# Required work:
Return the records that follow unaltered. Omit every picture.

(Collected data)
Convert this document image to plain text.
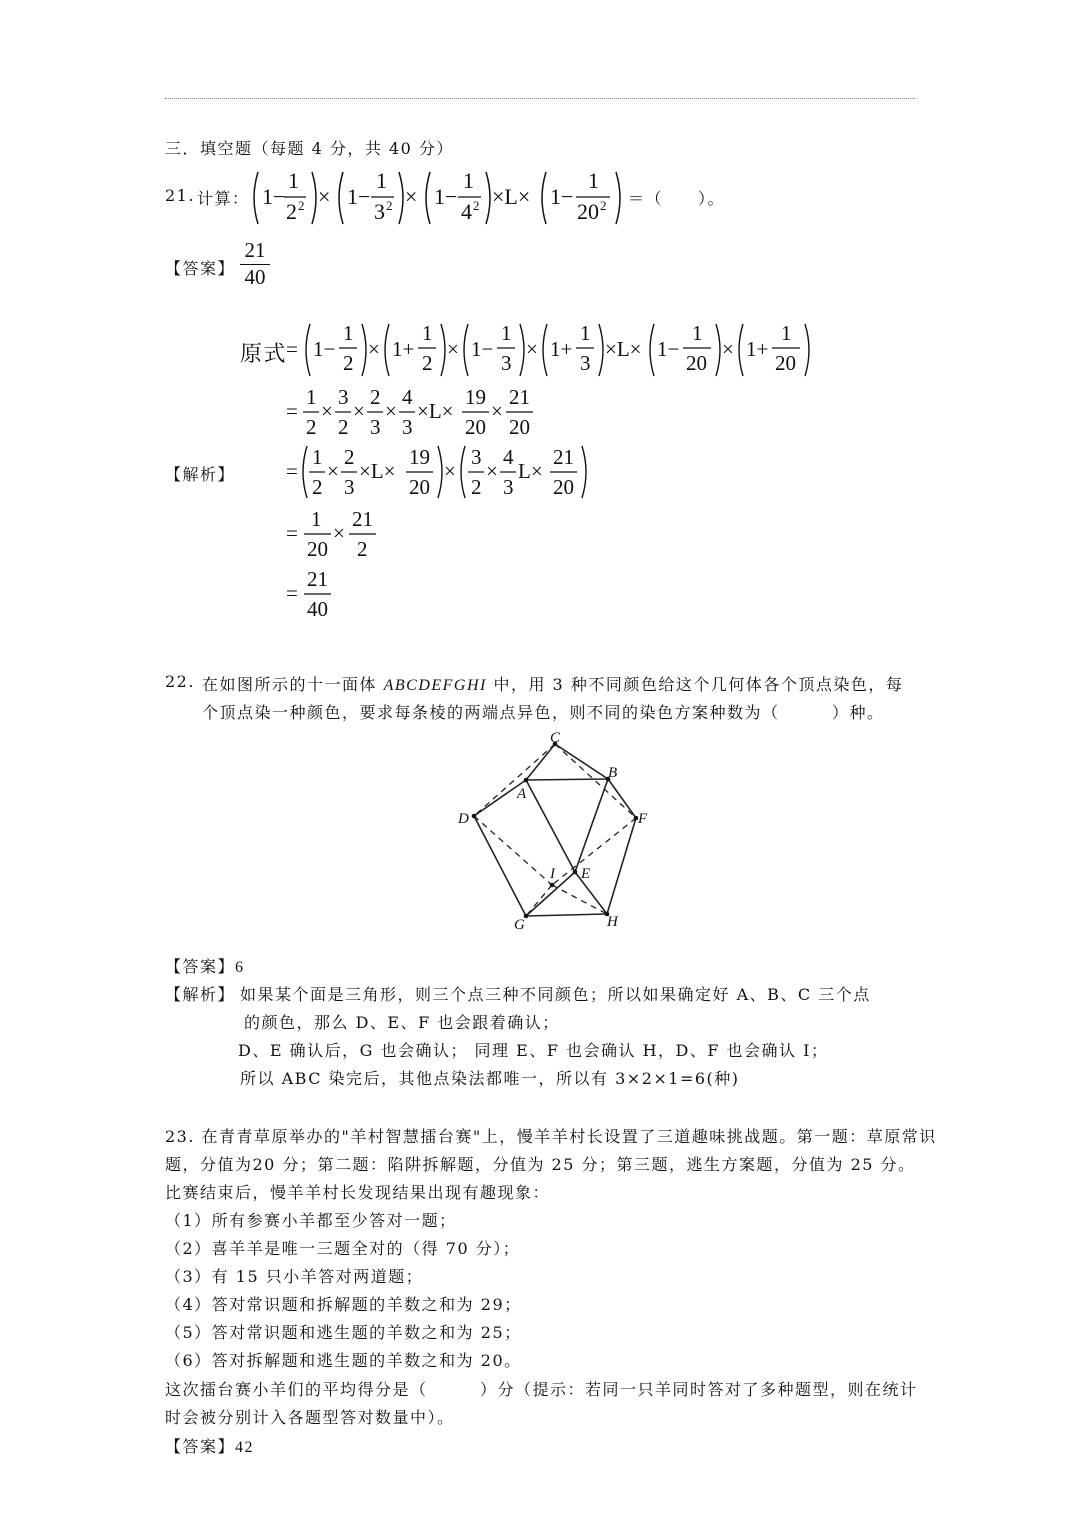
三．填空题（每题 4 分，共 40 分）
21. 计算： 1−
1
2 2 × 1−
1
3 2 × 1−
1
4 2 ×L× 1−
1
20 2 ＝（　　）。
【答案】
21
40
原式
【解析】
= 1−
1
2
× 1+
1
2
× 1−
1
3
× 1+
1
3
×L× 1−
1
20
× 1+
1
20
=
1
2
×
3
2
×
2
3
×
4
3
×L×
19
20
×
21
20
=
1
2
×
2
3
×L×
19
20
×
3
2
×
4
3
L×
21
20
=
1
20
×
21
2
=
21
40
22. 在如图所示的十一面体 ABCDEFGHI 中，用 3 种不同颜色给这个几何体各个顶点染色，每
个顶点染一种颜色，要求每条棱的两端点异色，则不同的染色方案种数为（　　　）种。
C
B
A
D	F
I E
G	H
【答案】6
【解析】 如果某个面是三角形，则三个点三种不同颜色；所以如果确定好 A、B、C 三个点
的颜色，那么 D、E、F 也会跟着确认；
D、E 确认后，G 也会确认； 同理 E、F 也会确认 H，D、F 也会确认 I；
所以 ABC 染完后，其他点染法都唯一，所以有 3×2×1=6(种)
23. 在青青草原举办的"羊村智慧擂台赛"上，慢羊羊村长设置了三道趣味挑战题。第一题：草原常识
题，分值为20 分；第二题：陷阱拆解题，分值为 25 分；第三题，逃生方案题，分值为 25 分。
比赛结束后，慢羊羊村长发现结果出现有趣现象：
（1）所有参赛小羊都至少答对一题；
（2）喜羊羊是唯一三题全对的（得 70 分）；
（3）有 15 只小羊答对两道题；
（4）答对常识题和拆解题的羊数之和为 29；
（5）答对常识题和逃生题的羊数之和为 25；
（6）答对拆解题和逃生题的羊数之和为 20。
这次擂台赛小羊们的平均得分是（　　　）分（提示：若同一只羊同时答对了多种题型，则在统计
时会被分别计入各题型答对数量中）。
【答案】42
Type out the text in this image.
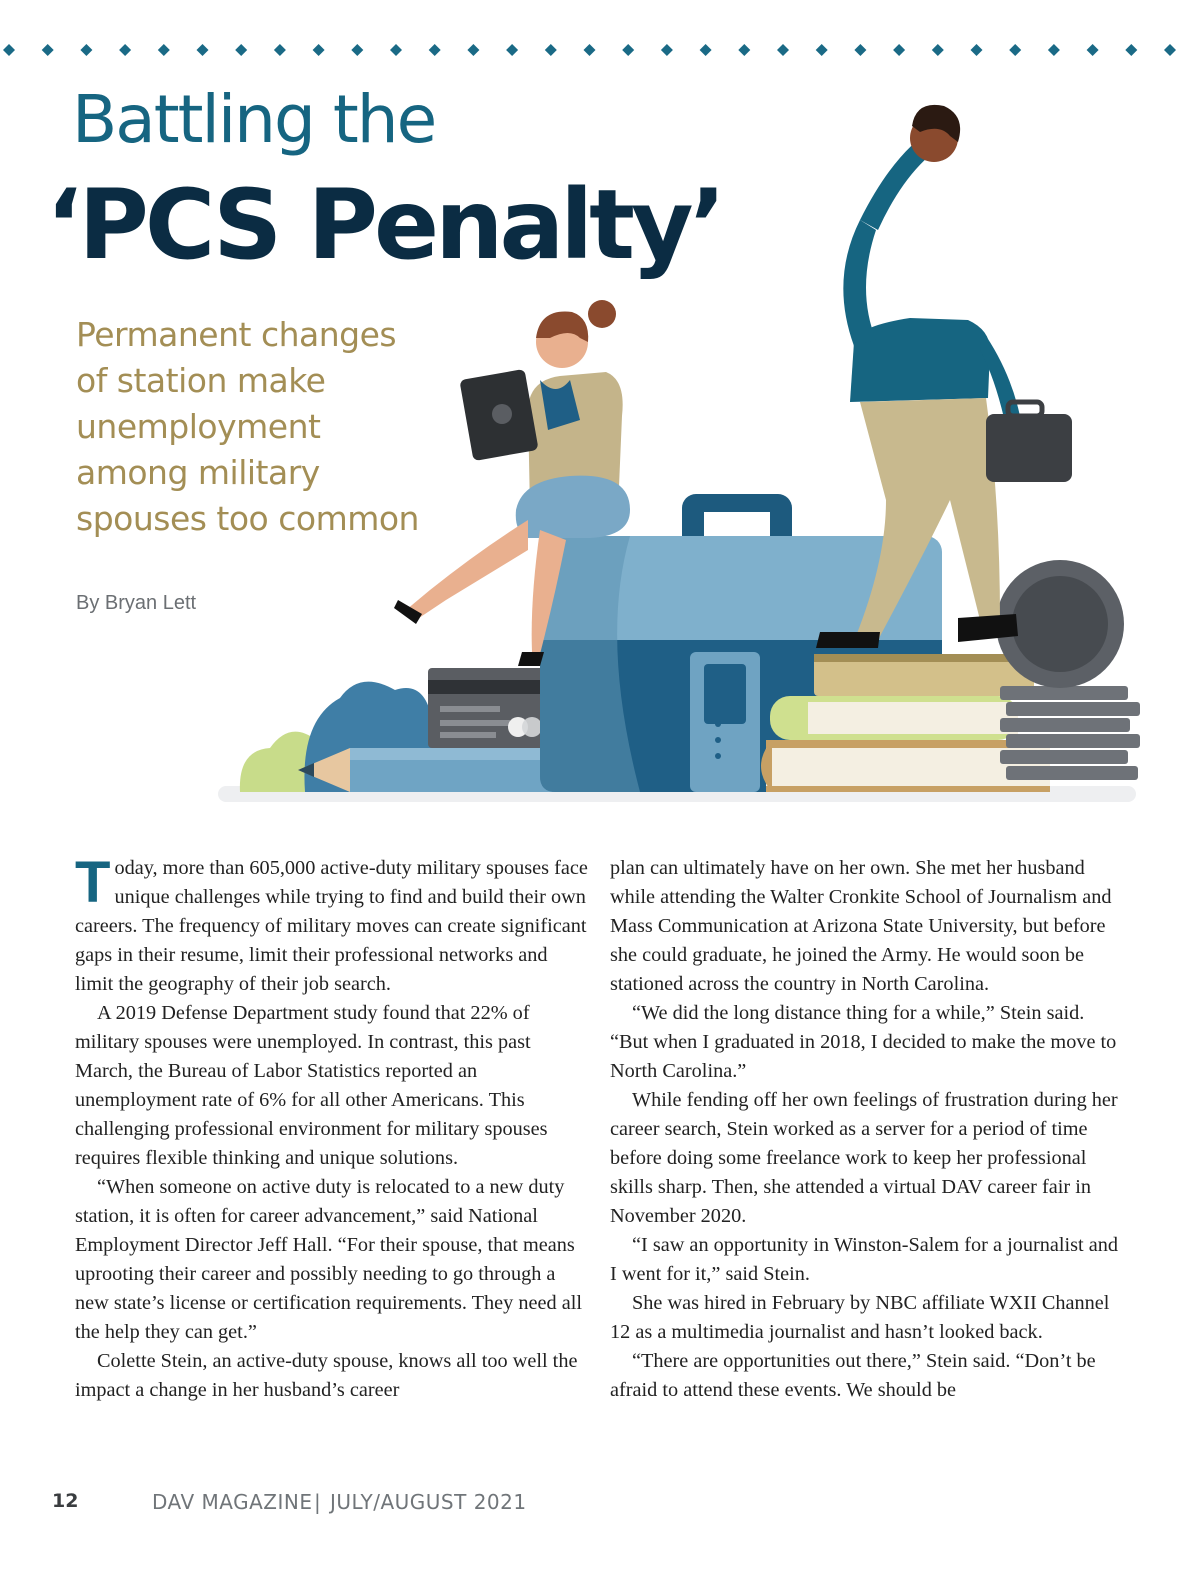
Battling the
‘PCS Penalty’
Permanent changes
of station make
unemployment
among military
spouses too common
By Bryan Lett

Today, more than 605,000 active-duty military spouses face unique challenges while trying to find and build their own careers. The frequency of military moves can create significant gaps in their resume, limit their professional networks and limit the geography of their job search.

A 2019 Defense Department study found that 22% of military spouses were unemployed. In contrast, this past March, the Bureau of Labor Statistics reported an unemployment rate of 6% for all other Americans. This challenging professional environment for military spouses requires flexible thinking and unique solutions.

“When someone on active duty is relocated to a new duty station, it is often for career advancement,” said National Employment Director Jeff Hall. “For their spouse, that means uprooting their career and possibly needing to go through a new state’s license or certification requirements. They need all the help they can get.”

Colette Stein, an active-duty spouse, knows all too well the impact a change in her husband’s career

plan can ultimately have on her own. She met her husband while attending the Walter Cronkite School of Journalism and Mass Communication at Arizona State University, but before she could graduate, he joined the Army. He would soon be stationed across the country in North Carolina.

“We did the long distance thing for a while,” Stein said. “But when I graduated in 2018, I decided to make the move to North Carolina.”

While fending off her own feelings of frustration during her career search, Stein worked as a server for a period of time before doing some freelance work to keep her professional skills sharp. Then, she attended a virtual DAV career fair in November 2020.

“I saw an opportunity in Winston-Salem for a journalist and I went for it,” said Stein.

She was hired in February by NBC affiliate WXII Channel 12 as a multimedia journalist and hasn’t looked back.

“There are opportunities out there,” Stein said. “Don’t be afraid to attend these events. We should be

12	DAV MAGAZINE | JULY/AUGUST 2021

# Response:
Convert this document image to plain text.
三．填空题（每题 4 分，共 40 分）
21. 计算： 1−
1
2 2 × 1−
1
3 2 × 1−
1
4 2 ×L× 1−
1
20 2 ＝（　　）。
【答案】
21
40
原式
【解析】
= 1−
1
2
× 1+
1
2
× 1−
1
3
× 1+
1
3
×L× 1−
1
20
× 1+
1
20
=
1
2
×
3
2
×
2
3
×
4
3
×L×
19
20
×
21
20
=
1
2
×
2
3
×L×
19
20
×
3
2
×
4
3
L×
21
20
=
1
20
×
21
2
=
21
40
22. 在如图所示的十一面体 ABCDEFGHI 中，用 3 种不同颜色给这个几何体各个顶点染色，每
个顶点染一种颜色，要求每条棱的两端点异色，则不同的染色方案种数为（　　　）种。
C
B
A
D	F
I E
G	H
【答案】6
【解析】 如果某个面是三角形，则三个点三种不同颜色；所以如果确定好 A、B、C 三个点
的颜色，那么 D、E、F 也会跟着确认；
D、E 确认后，G 也会确认； 同理 E、F 也会确认 H，D、F 也会确认 I；
所以 ABC 染完后，其他点染法都唯一，所以有 3×2×1=6(种)
23. 在青青草原举办的"羊村智慧擂台赛"上，慢羊羊村长设置了三道趣味挑战题。第一题：草原常识
题，分值为20 分；第二题：陷阱拆解题，分值为 25 分；第三题，逃生方案题，分值为 25 分。
比赛结束后，慢羊羊村长发现结果出现有趣现象：
（1）所有参赛小羊都至少答对一题；
（2）喜羊羊是唯一三题全对的（得 70 分）；
（3）有 15 只小羊答对两道题；
（4）答对常识题和拆解题的羊数之和为 29；
（5）答对常识题和逃生题的羊数之和为 25；
（6）答对拆解题和逃生题的羊数之和为 20。
这次擂台赛小羊们的平均得分是（　　　）分（提示：若同一只羊同时答对了多种题型，则在统计
时会被分别计入各题型答对数量中）。
【答案】42
Type out the text in this image.
Battling the
‘PCS Penalty’
Permanent changes
of station make
unemployment
among military
spouses too common
By Bryan Lett

Today, more than 605,000 active-duty military spouses face unique challenges while trying to find and build their own careers. The frequency of military moves can create significant gaps in their resume, limit their professional networks and limit the geography of their job search.

A 2019 Defense Department study found that 22% of military spouses were unemployed. In contrast, this past March, the Bureau of Labor Statistics reported an unemployment rate of 6% for all other Americans. This challenging professional environment for military spouses requires flexible thinking and unique solutions.

“When someone on active duty is relocated to a new duty station, it is often for career advancement,” said National Employment Director Jeff Hall. “For their spouse, that means uprooting their career and possibly needing to go through a new state’s license or certification requirements. They need all the help they can get.”

Colette Stein, an active-duty spouse, knows all too well the impact a change in her husband’s career

plan can ultimately have on her own. She met her husband while attending the Walter Cronkite School of Journalism and Mass Communication at Arizona State University, but before she could graduate, he joined the Army. He would soon be stationed across the country in North Carolina.

“We did the long distance thing for a while,” Stein said. “But when I graduated in 2018, I decided to make the move to North Carolina.”

While fending off her own feelings of frustration during her career search, Stein worked as a server for a period of time before doing some freelance work to keep her professional skills sharp. Then, she attended a virtual DAV career fair in November 2020.

“I saw an opportunity in Winston-Salem for a journalist and I went for it,” said Stein.

She was hired in February by NBC affiliate WXII Channel 12 as a multimedia journalist and hasn’t looked back.

“There are opportunities out there,” Stein said. “Don’t be afraid to attend these events. We should be

12	DAV MAGAZINE | JULY/AUGUST 2021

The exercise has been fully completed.